[BEGIN Recorded data]
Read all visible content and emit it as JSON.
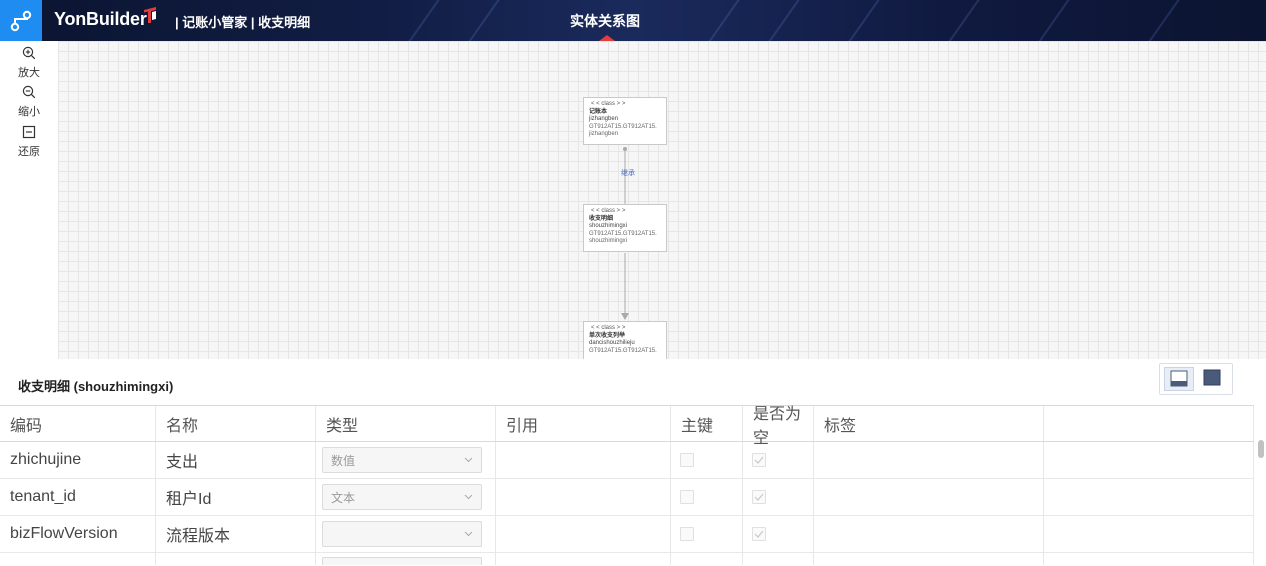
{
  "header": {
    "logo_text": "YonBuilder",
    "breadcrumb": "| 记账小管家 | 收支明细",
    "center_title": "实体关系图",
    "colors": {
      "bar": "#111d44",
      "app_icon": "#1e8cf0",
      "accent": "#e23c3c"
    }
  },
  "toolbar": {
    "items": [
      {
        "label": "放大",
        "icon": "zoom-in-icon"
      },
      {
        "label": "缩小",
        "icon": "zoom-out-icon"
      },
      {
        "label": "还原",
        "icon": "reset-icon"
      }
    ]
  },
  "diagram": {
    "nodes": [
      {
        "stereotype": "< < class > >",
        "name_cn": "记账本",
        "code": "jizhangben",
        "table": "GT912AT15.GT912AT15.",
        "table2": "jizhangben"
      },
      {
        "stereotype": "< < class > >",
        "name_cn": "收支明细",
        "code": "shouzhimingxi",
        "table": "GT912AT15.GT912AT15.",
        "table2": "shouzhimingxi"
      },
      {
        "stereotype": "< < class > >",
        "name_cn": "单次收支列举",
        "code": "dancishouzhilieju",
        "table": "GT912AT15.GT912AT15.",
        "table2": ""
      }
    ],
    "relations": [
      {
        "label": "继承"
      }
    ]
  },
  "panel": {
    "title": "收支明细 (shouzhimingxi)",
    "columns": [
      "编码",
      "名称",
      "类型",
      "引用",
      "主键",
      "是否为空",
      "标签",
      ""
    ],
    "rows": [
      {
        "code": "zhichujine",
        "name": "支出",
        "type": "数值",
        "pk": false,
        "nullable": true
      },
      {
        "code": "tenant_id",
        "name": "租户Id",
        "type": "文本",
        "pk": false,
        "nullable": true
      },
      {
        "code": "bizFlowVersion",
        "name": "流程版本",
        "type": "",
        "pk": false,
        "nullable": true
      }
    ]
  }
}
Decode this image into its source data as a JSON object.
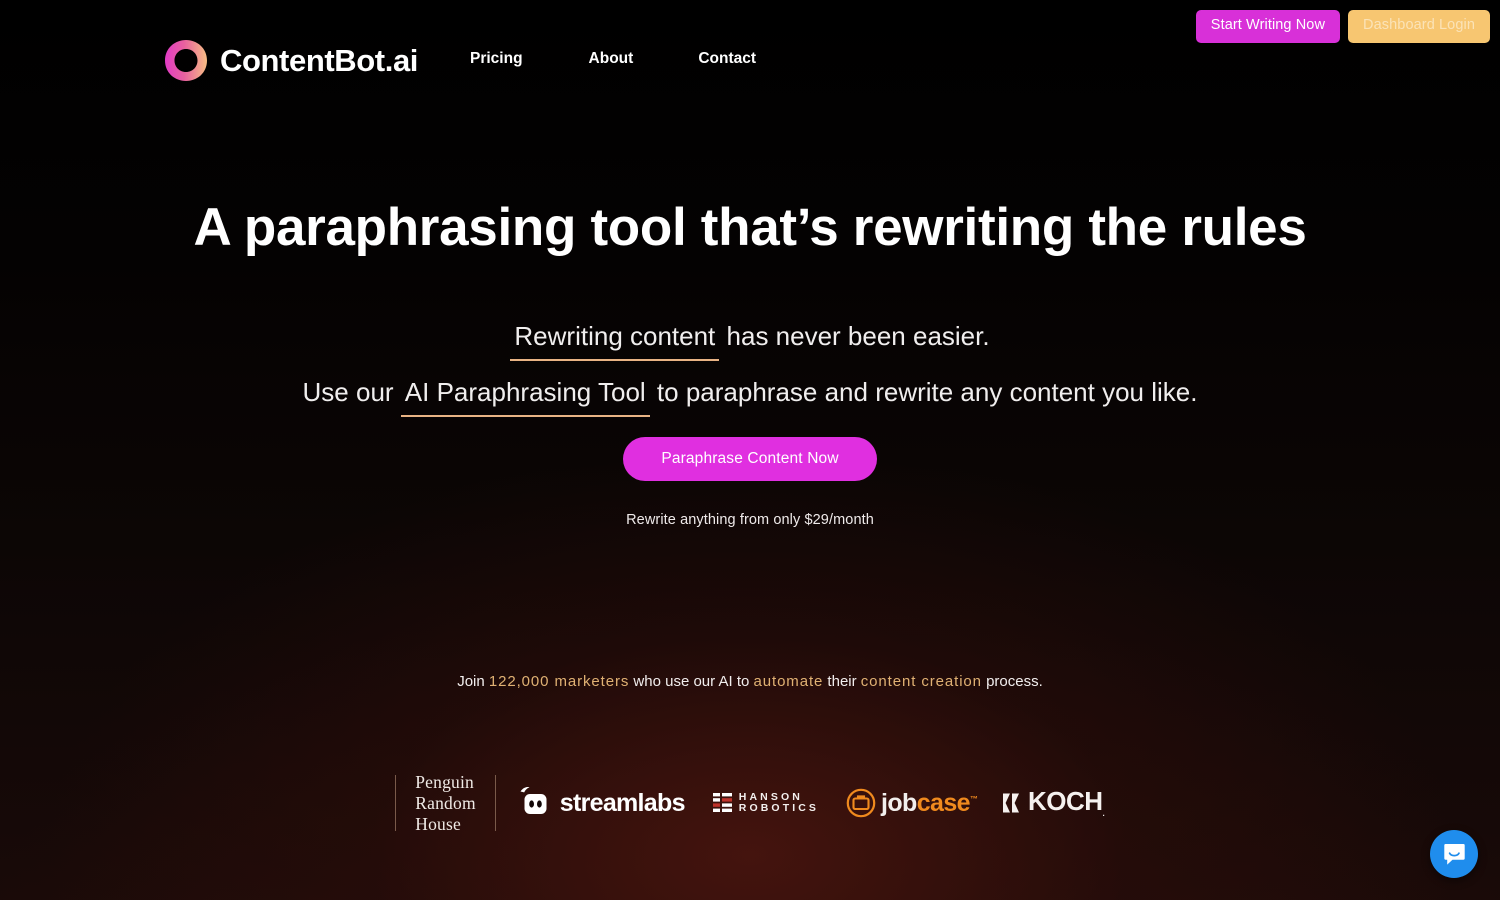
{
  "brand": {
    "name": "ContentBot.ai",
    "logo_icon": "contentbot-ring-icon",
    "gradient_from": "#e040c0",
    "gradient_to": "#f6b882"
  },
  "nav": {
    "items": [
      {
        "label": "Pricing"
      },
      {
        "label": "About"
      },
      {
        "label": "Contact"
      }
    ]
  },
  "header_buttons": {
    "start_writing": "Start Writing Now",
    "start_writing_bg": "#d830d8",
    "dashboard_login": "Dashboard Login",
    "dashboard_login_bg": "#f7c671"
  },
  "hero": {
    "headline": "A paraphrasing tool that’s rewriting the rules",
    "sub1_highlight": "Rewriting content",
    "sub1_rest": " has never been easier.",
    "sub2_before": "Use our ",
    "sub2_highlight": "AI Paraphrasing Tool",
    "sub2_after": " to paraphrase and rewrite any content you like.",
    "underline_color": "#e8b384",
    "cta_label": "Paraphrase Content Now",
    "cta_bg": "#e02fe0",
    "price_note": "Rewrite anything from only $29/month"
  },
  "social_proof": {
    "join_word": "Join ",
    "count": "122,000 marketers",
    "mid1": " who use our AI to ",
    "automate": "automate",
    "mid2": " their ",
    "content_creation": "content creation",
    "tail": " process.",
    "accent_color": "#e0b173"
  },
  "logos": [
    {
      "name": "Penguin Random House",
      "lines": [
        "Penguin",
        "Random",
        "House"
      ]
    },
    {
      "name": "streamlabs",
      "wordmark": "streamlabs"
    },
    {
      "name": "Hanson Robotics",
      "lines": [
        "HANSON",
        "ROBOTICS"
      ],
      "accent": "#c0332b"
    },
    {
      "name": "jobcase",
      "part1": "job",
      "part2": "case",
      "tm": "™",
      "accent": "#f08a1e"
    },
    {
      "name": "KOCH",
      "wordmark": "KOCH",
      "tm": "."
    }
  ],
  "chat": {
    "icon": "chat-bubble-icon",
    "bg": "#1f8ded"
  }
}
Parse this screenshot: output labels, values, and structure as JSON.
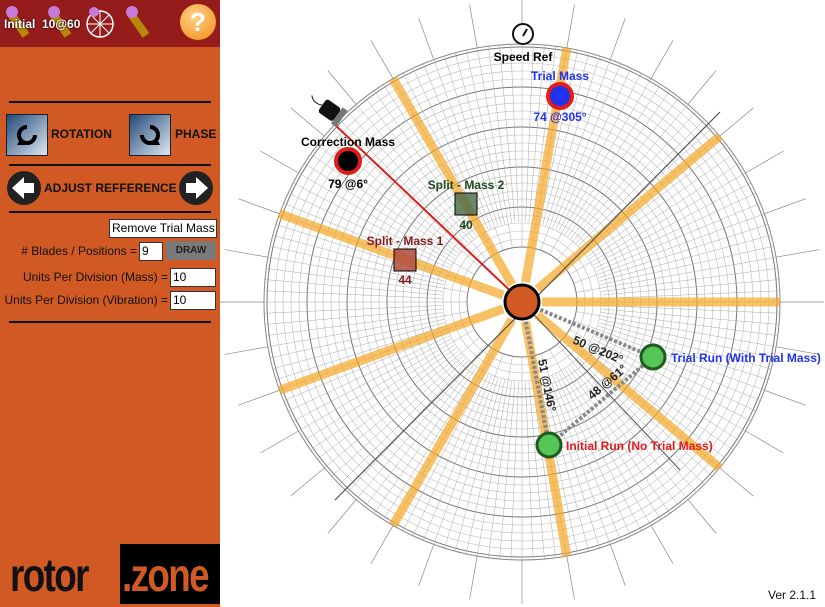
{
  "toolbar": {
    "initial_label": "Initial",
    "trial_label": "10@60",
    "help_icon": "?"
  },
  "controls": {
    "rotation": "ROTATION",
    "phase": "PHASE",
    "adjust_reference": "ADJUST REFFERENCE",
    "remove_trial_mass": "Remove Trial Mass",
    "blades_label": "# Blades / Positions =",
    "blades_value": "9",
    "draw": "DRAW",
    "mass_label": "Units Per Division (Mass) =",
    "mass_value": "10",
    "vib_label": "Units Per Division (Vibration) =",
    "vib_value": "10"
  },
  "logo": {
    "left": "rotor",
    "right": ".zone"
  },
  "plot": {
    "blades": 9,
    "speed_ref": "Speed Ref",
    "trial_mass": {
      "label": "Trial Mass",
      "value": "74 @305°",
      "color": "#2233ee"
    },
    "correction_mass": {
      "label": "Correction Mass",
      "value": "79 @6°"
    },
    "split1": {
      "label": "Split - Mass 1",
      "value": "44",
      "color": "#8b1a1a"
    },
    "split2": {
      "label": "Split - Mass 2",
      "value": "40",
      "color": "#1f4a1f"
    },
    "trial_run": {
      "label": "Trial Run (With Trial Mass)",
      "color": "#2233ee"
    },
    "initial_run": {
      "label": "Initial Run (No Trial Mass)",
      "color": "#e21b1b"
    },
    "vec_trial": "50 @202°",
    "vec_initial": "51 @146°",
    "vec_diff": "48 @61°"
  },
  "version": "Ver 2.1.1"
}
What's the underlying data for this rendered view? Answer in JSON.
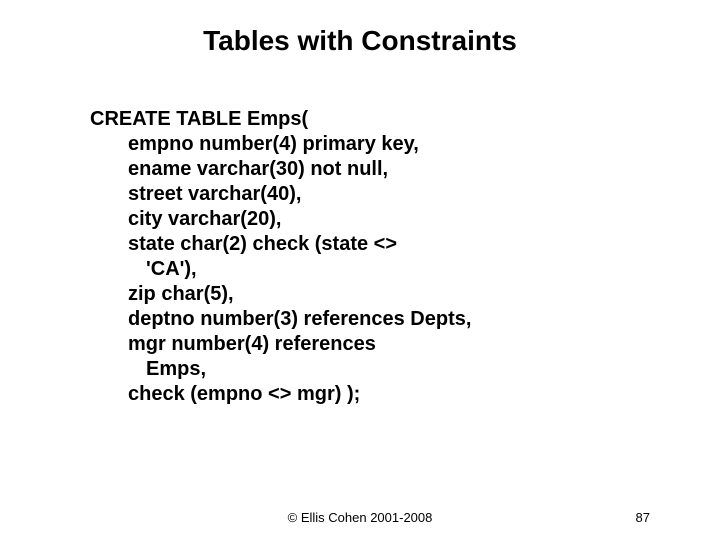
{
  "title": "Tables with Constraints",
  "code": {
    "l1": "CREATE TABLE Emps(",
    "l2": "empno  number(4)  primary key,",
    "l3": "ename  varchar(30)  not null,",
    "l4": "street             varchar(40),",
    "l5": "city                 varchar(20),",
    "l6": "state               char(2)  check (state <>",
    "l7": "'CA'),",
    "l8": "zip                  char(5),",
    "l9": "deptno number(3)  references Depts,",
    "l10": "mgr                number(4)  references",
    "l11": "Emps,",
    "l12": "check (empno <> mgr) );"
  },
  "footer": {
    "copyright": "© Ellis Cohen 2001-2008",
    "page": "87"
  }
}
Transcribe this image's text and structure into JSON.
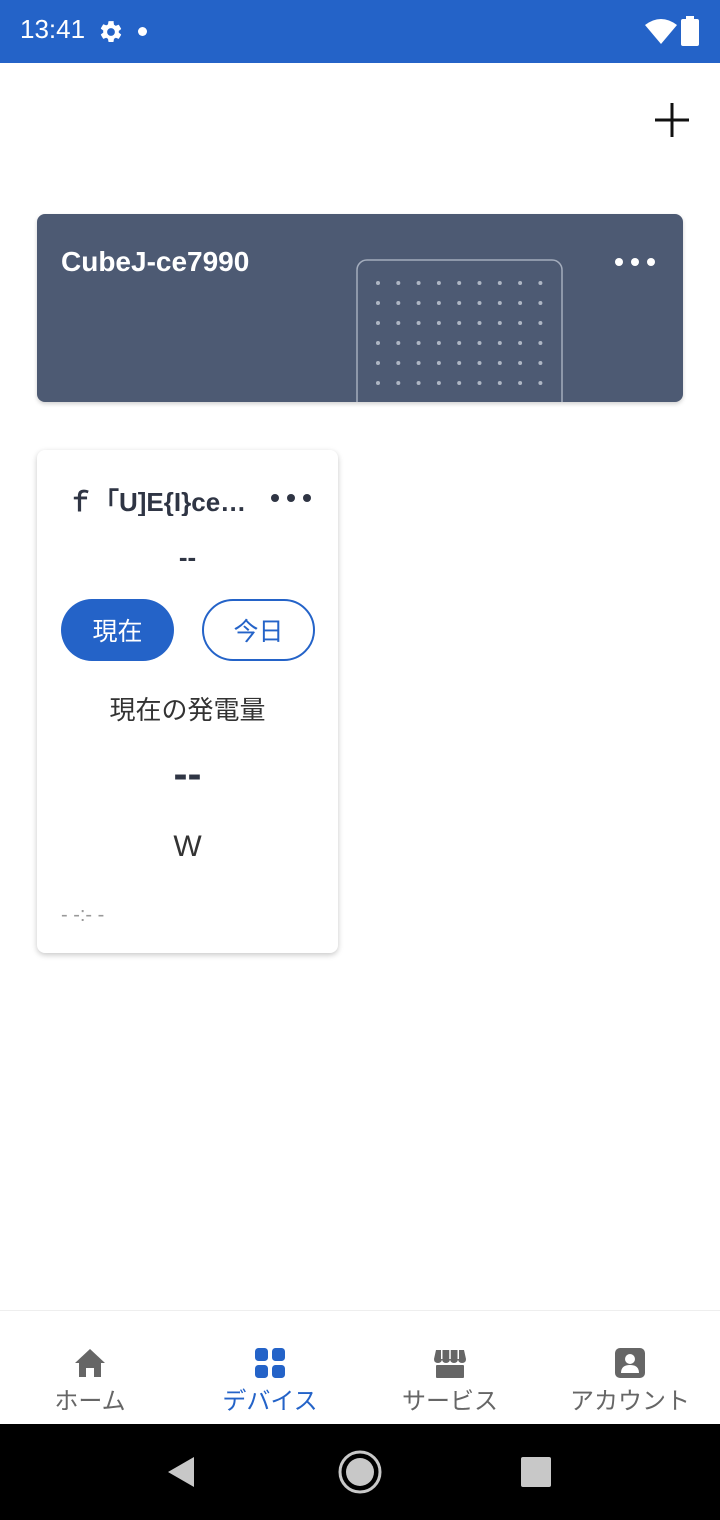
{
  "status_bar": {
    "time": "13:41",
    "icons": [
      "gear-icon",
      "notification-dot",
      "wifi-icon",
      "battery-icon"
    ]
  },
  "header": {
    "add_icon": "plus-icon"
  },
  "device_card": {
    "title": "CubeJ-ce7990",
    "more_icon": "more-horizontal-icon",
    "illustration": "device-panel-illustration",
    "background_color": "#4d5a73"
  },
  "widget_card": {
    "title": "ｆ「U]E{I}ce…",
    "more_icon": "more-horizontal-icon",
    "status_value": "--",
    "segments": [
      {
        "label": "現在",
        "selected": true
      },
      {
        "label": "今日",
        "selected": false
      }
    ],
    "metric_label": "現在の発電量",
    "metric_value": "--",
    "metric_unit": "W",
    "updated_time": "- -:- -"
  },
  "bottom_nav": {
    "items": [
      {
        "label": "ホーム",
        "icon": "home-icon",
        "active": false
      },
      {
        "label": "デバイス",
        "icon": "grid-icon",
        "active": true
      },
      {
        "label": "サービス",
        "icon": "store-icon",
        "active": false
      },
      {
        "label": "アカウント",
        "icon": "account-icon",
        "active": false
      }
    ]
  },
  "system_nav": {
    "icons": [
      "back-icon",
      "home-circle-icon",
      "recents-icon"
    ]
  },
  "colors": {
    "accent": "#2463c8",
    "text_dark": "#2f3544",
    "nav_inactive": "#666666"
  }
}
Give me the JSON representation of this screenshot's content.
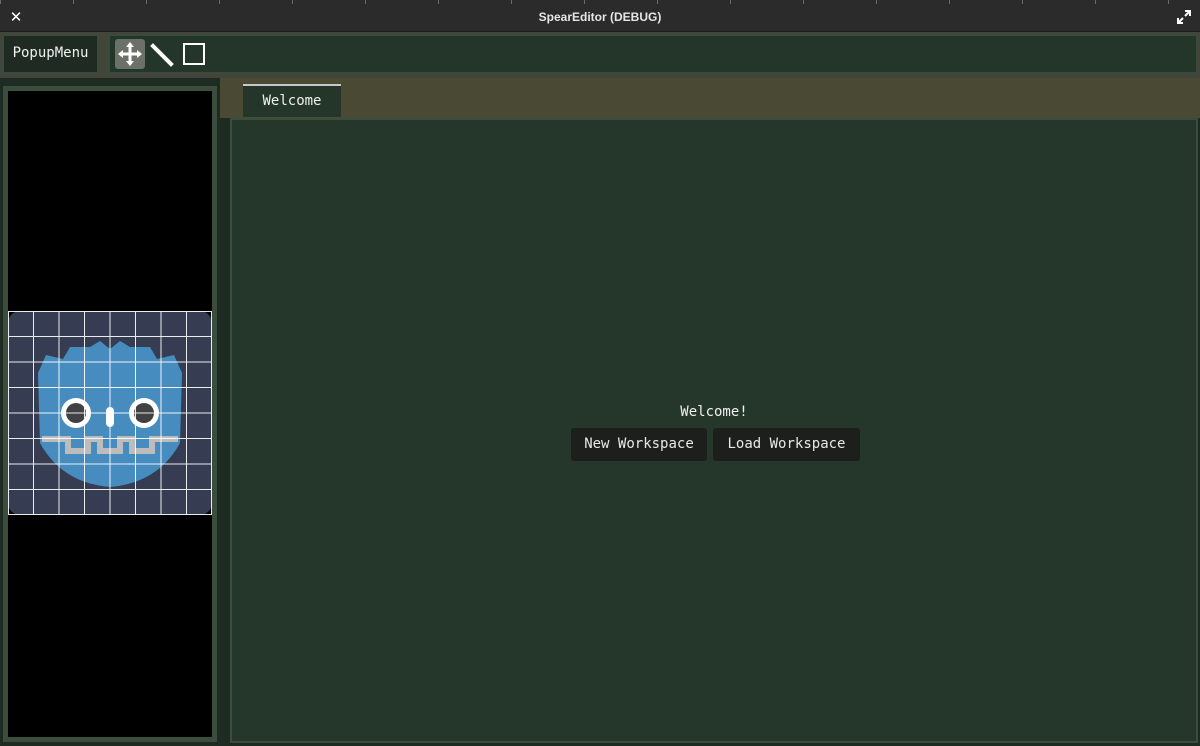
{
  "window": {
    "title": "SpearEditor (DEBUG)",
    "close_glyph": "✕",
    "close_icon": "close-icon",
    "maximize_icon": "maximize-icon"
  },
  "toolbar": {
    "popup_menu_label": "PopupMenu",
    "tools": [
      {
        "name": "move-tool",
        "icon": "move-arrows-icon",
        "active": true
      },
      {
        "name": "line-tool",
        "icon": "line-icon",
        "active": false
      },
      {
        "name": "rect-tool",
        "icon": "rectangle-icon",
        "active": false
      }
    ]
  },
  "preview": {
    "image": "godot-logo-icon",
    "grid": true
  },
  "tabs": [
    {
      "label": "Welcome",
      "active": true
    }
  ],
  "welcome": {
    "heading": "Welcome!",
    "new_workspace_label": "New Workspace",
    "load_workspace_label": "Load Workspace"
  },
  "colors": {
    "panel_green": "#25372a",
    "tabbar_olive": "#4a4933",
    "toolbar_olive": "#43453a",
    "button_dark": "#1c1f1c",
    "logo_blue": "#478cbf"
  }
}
[END Recorded data]
List every line from the entries above in which "references" appears.

    "l9": "deptno number(3)  references Depts,",
    "l10": "mgr                number(4)  references",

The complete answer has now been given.